== MATERIAL ==
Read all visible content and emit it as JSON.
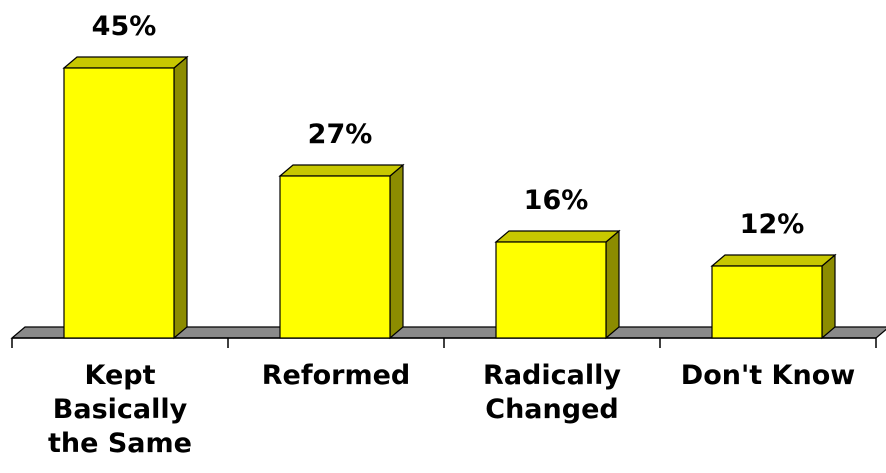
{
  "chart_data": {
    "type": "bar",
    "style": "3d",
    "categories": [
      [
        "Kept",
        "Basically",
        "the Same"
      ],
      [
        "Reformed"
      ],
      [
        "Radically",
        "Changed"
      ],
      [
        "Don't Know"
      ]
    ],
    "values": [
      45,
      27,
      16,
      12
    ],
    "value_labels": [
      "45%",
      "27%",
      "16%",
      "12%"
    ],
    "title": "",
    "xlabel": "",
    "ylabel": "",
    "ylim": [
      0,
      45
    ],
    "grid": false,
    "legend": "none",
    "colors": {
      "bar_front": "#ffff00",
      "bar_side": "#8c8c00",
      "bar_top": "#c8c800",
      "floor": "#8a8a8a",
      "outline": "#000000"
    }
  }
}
* * *
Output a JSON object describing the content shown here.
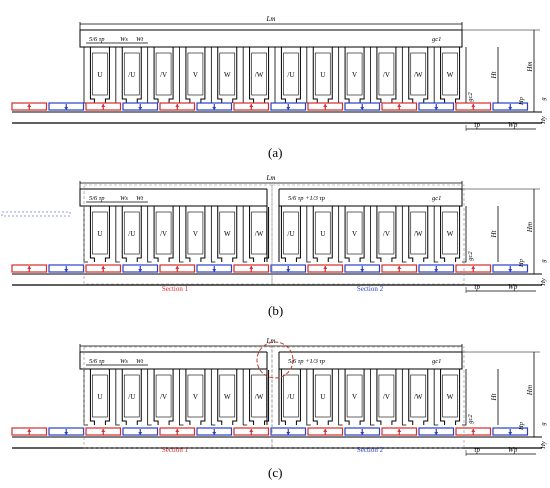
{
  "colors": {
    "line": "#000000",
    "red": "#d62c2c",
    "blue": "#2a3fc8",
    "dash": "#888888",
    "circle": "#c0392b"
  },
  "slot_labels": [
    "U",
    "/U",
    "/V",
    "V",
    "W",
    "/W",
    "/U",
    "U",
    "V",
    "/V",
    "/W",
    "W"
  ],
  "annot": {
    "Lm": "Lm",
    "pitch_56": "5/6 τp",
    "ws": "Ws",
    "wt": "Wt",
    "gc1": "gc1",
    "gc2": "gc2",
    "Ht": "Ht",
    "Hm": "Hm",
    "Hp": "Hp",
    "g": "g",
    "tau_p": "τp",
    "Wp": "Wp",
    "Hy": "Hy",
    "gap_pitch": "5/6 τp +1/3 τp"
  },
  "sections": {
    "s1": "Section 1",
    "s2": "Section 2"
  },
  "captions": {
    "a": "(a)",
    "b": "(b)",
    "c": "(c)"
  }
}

== EXERCISE AIM ==
Copy out each line of the material that holds the word "content".

== RIGHT ANSWER ==
Read all visible content and emit it as JSON.
Output a JSON object describing the content shown here.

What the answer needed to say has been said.